Task instructions
Quote every line below exactly as it reads.

Dataset rows
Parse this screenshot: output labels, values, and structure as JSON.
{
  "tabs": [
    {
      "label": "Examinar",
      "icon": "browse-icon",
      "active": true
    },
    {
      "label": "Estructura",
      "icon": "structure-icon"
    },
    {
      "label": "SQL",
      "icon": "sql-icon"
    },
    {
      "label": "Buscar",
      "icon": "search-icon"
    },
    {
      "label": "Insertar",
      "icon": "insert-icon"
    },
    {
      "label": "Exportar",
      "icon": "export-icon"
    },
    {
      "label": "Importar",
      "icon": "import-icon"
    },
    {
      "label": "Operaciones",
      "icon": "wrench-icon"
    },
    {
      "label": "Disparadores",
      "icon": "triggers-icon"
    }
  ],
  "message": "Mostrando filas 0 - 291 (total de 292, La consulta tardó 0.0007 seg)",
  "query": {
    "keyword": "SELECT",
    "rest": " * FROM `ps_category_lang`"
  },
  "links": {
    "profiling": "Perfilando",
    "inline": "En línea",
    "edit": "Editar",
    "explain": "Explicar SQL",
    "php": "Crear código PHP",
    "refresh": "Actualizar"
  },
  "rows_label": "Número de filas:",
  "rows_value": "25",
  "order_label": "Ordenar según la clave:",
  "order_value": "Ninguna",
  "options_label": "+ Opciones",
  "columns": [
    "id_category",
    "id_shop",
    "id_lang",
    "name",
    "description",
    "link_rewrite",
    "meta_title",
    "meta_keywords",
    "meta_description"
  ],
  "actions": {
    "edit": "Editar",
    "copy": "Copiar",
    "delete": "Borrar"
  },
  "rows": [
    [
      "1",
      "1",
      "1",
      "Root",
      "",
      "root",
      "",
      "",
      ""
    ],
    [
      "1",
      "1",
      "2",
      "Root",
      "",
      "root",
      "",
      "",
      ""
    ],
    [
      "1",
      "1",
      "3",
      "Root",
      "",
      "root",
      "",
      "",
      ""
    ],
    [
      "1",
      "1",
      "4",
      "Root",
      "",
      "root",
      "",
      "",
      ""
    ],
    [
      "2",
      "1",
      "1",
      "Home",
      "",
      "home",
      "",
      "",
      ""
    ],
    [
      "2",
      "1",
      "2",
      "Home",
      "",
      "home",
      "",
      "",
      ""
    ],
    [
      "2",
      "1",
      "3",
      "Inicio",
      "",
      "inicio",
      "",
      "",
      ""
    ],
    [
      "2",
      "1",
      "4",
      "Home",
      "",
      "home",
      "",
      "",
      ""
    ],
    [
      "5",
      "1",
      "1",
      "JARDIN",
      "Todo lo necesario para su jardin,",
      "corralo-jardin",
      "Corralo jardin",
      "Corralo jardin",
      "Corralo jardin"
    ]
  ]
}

Result for this exercise
Parse this screenshot: output labels, values, and structure as JSON.
{
  "tabs": [
    {
      "label": "Examinar",
      "icon": "browse-icon",
      "active": true
    },
    {
      "label": "Estructura",
      "icon": "structure-icon"
    },
    {
      "label": "SQL",
      "icon": "sql-icon"
    },
    {
      "label": "Buscar",
      "icon": "search-icon"
    },
    {
      "label": "Insertar",
      "icon": "insert-icon"
    },
    {
      "label": "Exportar",
      "icon": "export-icon"
    },
    {
      "label": "Importar",
      "icon": "import-icon"
    },
    {
      "label": "Operaciones",
      "icon": "wrench-icon"
    },
    {
      "label": "Disparadores",
      "icon": "triggers-icon"
    }
  ],
  "message": "Mostrando filas 0 - 291 (total de 292, La consulta tardó 0.0007 seg)",
  "query": {
    "keyword": "SELECT",
    "rest": " * FROM `ps_category_lang`"
  },
  "links": {
    "profiling": "Perfilando",
    "inline": "En línea",
    "edit": "Editar",
    "explain": "Explicar SQL",
    "php": "Crear código PHP",
    "refresh": "Actualizar"
  },
  "rows_label": "Número de filas:",
  "rows_value": "25",
  "order_label": "Ordenar según la clave:",
  "order_value": "Ninguna",
  "options_label": "+ Opciones",
  "columns": [
    "id_category",
    "id_shop",
    "id_lang",
    "name",
    "description",
    "link_rewrite",
    "meta_title",
    "meta_keywords",
    "meta_description"
  ],
  "actions": {
    "edit": "Editar",
    "copy": "Copiar",
    "delete": "Borrar"
  },
  "rows": [
    [
      "1",
      "1",
      "1",
      "Root",
      "",
      "root",
      "",
      "",
      ""
    ],
    [
      "1",
      "1",
      "2",
      "Root",
      "",
      "root",
      "",
      "",
      ""
    ],
    [
      "1",
      "1",
      "3",
      "Root",
      "",
      "root",
      "",
      "",
      ""
    ],
    [
      "1",
      "1",
      "4",
      "Root",
      "",
      "root",
      "",
      "",
      ""
    ],
    [
      "2",
      "1",
      "1",
      "Home",
      "",
      "home",
      "",
      "",
      ""
    ],
    [
      "2",
      "1",
      "2",
      "Home",
      "",
      "home",
      "",
      "",
      ""
    ],
    [
      "2",
      "1",
      "3",
      "Inicio",
      "",
      "inicio",
      "",
      "",
      ""
    ],
    [
      "2",
      "1",
      "4",
      "Home",
      "",
      "home",
      "",
      "",
      ""
    ],
    [
      "5",
      "1",
      "1",
      "JARDIN",
      "Todo lo necesario para su jardin,",
      "corralo-jardin",
      "Corralo jardin",
      "Corralo jardin",
      "Corralo jardin"
    ]
  ]
}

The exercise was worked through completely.